THE PROBLEM: Find each line holding "mühürleri" and copy it out.

AVAILABLE RECORDS:
▽

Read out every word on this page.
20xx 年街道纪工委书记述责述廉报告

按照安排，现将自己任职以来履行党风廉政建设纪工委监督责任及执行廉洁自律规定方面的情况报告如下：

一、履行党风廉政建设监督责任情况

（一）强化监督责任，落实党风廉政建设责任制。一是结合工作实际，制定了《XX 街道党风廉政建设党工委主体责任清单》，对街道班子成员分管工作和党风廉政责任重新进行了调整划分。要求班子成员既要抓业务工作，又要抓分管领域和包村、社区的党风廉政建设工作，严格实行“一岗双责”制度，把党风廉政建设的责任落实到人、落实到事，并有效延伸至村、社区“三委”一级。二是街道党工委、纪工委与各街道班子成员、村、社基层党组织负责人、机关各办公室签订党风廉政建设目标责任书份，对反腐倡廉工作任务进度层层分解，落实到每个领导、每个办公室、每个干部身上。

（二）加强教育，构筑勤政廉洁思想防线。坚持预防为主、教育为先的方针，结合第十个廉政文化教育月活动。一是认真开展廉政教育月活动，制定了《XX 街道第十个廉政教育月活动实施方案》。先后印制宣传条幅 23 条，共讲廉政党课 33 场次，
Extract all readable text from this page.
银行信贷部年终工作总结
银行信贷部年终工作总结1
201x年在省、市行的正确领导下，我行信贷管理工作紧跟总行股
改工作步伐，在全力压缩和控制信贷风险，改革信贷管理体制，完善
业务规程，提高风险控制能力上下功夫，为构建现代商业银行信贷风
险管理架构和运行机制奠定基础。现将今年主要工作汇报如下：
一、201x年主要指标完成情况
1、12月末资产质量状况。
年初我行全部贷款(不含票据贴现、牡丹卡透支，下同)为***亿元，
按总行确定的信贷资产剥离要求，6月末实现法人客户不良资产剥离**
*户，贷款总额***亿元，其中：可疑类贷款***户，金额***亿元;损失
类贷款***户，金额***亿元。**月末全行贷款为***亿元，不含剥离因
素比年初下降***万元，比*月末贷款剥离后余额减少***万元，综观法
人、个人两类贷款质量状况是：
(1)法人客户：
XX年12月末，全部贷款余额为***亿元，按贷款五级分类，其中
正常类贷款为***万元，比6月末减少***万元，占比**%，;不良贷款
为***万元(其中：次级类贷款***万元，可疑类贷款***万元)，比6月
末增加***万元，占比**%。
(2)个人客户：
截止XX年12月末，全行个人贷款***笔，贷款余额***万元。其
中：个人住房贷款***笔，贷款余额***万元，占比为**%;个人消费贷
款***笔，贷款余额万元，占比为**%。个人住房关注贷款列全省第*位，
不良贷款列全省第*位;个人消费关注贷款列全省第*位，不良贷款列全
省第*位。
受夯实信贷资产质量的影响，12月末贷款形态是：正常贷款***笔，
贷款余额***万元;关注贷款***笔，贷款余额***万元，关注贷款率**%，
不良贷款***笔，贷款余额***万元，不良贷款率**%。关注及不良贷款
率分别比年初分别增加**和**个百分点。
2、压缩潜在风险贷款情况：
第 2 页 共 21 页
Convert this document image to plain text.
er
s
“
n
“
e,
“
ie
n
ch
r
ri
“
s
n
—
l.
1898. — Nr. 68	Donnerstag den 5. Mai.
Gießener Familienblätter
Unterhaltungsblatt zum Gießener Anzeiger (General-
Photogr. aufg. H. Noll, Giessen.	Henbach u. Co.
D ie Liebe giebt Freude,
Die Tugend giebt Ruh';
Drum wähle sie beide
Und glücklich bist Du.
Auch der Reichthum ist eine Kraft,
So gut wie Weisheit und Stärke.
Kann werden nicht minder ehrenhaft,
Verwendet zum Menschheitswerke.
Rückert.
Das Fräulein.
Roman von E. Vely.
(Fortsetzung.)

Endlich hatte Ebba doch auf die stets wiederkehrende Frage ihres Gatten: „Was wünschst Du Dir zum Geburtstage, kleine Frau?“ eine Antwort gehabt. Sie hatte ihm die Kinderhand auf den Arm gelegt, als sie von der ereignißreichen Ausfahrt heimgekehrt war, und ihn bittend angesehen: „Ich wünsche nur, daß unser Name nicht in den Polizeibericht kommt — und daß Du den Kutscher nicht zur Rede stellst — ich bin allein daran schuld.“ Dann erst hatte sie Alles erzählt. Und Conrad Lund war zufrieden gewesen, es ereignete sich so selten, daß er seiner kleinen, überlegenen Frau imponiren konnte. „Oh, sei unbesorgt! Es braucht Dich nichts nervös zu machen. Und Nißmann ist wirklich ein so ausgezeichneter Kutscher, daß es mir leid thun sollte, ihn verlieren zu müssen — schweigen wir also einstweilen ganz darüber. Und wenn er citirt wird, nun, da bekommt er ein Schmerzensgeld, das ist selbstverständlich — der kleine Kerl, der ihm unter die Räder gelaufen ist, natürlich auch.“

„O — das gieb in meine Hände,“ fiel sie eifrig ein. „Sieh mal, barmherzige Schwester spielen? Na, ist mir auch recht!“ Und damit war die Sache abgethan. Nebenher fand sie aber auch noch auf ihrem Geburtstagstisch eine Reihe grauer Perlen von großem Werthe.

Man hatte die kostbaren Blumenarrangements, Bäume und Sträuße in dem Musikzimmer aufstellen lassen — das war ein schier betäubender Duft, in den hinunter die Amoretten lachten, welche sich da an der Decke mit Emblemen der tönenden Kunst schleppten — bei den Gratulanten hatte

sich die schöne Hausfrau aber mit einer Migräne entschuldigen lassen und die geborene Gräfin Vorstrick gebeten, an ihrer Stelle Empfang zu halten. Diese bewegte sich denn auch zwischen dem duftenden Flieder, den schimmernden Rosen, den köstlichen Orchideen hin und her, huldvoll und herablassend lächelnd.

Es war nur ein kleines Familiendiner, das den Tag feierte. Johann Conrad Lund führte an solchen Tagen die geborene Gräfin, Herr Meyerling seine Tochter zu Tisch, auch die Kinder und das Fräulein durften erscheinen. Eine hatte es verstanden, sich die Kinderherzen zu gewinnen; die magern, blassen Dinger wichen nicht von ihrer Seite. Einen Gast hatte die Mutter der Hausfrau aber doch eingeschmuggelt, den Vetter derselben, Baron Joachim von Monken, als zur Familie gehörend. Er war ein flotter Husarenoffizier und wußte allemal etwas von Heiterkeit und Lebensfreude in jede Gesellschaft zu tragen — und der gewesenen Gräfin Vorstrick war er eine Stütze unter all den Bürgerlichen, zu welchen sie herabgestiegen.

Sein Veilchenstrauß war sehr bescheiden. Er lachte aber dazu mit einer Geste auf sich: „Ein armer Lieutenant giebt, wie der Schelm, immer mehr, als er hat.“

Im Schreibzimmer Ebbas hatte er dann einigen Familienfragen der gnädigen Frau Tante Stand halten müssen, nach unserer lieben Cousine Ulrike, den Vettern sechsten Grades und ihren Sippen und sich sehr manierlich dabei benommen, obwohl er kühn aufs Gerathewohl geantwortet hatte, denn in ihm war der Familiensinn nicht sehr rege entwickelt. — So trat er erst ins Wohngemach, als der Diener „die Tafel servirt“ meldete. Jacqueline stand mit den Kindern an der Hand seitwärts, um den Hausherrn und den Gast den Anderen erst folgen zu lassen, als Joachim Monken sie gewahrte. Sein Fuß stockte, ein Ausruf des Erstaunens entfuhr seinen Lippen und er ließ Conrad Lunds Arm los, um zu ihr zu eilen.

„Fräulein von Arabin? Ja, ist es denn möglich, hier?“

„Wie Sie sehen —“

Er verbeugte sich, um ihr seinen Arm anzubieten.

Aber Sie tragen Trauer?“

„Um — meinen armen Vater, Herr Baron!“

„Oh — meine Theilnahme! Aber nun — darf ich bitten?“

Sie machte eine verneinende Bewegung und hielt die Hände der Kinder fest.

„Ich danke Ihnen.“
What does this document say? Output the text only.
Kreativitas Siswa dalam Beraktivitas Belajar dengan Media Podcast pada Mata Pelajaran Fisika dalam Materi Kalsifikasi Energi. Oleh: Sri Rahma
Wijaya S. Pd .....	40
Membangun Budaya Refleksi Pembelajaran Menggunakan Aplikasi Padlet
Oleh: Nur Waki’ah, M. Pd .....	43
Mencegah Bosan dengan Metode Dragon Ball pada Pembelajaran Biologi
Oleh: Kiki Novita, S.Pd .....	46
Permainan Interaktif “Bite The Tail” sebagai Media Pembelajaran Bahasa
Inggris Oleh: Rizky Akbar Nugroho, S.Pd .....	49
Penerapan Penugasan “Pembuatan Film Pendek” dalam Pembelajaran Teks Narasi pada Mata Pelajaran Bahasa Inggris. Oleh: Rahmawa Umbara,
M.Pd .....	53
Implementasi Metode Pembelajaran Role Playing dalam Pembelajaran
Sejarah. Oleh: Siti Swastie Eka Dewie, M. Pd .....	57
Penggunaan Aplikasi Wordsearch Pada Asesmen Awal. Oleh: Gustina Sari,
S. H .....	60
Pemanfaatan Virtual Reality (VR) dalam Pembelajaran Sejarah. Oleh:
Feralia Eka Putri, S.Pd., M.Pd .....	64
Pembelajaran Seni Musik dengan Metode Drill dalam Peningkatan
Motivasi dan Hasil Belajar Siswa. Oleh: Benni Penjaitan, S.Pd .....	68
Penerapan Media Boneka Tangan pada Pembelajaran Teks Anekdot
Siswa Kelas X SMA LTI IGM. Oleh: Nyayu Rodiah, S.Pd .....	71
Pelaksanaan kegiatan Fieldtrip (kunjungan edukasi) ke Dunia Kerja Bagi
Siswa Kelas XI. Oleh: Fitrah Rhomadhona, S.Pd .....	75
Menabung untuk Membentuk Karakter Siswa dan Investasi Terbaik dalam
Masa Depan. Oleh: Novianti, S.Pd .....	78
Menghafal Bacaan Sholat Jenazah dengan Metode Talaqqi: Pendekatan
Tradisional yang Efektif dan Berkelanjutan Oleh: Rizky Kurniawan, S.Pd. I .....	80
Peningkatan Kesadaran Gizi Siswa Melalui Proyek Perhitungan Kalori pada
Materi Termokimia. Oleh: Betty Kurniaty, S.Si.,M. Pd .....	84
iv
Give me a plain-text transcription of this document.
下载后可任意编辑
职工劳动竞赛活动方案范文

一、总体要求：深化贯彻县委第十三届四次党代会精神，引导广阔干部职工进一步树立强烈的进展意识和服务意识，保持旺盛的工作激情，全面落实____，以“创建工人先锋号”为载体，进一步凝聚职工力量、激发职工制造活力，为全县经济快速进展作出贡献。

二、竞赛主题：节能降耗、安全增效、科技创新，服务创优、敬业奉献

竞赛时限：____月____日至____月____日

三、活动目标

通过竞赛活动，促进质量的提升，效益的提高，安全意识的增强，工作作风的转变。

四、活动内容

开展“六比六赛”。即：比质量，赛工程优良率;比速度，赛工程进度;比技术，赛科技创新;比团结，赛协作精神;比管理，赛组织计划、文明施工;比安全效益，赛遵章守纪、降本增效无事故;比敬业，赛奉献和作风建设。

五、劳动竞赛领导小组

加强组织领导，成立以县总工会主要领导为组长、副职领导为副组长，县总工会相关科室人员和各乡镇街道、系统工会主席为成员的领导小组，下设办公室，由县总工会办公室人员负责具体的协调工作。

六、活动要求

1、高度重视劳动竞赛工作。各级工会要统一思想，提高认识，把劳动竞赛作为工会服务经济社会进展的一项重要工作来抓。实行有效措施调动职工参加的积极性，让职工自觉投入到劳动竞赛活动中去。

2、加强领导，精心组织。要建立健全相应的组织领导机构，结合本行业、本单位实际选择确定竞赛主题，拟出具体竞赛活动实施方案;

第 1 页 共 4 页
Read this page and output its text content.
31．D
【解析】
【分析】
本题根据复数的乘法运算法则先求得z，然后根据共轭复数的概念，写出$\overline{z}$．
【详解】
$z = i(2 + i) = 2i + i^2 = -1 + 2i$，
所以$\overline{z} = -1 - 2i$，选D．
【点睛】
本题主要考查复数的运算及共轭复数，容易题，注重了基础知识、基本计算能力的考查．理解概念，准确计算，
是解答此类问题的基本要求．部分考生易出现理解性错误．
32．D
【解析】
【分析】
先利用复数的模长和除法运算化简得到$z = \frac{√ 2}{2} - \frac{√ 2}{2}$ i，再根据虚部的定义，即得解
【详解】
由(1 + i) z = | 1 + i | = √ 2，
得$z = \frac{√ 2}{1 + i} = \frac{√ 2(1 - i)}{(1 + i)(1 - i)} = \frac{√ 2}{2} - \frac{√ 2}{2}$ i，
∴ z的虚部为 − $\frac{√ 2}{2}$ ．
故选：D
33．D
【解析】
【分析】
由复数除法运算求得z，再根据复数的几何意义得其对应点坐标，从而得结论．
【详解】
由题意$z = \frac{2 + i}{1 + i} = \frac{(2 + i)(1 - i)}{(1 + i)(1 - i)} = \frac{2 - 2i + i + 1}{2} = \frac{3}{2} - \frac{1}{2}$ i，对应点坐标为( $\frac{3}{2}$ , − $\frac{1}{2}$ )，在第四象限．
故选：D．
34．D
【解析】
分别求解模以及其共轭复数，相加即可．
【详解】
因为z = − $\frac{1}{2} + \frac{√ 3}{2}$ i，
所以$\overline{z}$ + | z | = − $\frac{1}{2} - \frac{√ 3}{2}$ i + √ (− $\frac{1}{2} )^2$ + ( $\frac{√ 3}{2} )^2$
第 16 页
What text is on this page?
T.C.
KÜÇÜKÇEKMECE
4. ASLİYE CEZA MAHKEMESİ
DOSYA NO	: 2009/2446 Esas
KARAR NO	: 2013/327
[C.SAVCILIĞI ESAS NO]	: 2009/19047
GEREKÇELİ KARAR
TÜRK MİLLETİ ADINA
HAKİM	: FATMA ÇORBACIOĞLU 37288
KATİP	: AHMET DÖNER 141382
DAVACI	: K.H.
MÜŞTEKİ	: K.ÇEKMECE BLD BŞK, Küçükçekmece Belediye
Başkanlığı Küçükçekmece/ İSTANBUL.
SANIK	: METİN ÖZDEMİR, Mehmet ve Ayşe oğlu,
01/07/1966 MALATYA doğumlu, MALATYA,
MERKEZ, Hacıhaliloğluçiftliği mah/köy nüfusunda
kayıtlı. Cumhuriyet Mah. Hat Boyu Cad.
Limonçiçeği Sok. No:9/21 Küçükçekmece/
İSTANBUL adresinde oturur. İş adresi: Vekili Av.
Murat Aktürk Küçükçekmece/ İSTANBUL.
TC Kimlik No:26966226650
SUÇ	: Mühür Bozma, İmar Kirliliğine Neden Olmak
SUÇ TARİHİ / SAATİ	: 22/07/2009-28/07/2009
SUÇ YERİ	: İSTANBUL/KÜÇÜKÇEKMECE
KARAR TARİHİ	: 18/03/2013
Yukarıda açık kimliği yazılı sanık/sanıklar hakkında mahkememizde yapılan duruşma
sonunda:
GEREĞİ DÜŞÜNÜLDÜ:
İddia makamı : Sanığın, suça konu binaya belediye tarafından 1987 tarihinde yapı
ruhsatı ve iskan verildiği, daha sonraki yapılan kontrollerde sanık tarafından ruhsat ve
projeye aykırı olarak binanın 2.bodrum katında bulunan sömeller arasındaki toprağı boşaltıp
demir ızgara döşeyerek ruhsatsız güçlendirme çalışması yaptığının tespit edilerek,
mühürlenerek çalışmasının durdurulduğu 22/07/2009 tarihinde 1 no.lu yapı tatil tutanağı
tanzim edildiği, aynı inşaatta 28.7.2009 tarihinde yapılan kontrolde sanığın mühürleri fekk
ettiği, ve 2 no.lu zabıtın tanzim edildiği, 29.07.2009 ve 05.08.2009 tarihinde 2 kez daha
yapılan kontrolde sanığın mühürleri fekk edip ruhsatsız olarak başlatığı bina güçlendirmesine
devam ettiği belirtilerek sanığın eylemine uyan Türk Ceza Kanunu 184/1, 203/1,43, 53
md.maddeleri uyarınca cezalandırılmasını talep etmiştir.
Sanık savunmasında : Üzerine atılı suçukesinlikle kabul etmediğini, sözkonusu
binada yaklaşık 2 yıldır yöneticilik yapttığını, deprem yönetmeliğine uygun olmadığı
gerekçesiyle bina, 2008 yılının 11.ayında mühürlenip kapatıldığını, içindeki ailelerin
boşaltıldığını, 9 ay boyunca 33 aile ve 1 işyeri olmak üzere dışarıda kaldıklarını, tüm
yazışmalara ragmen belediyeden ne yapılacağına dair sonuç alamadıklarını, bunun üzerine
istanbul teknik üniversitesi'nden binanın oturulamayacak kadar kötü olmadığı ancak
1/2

△

ANSWER:
tanzim edildiği, aynı inşaatta 28.7.2009 tarihinde yapılan kontrolde sanığın mühürleri fekk
yapılan kontrolde sanığın mühürleri fekk edip ruhsatsız olarak başlatığı bina güçlendirmesine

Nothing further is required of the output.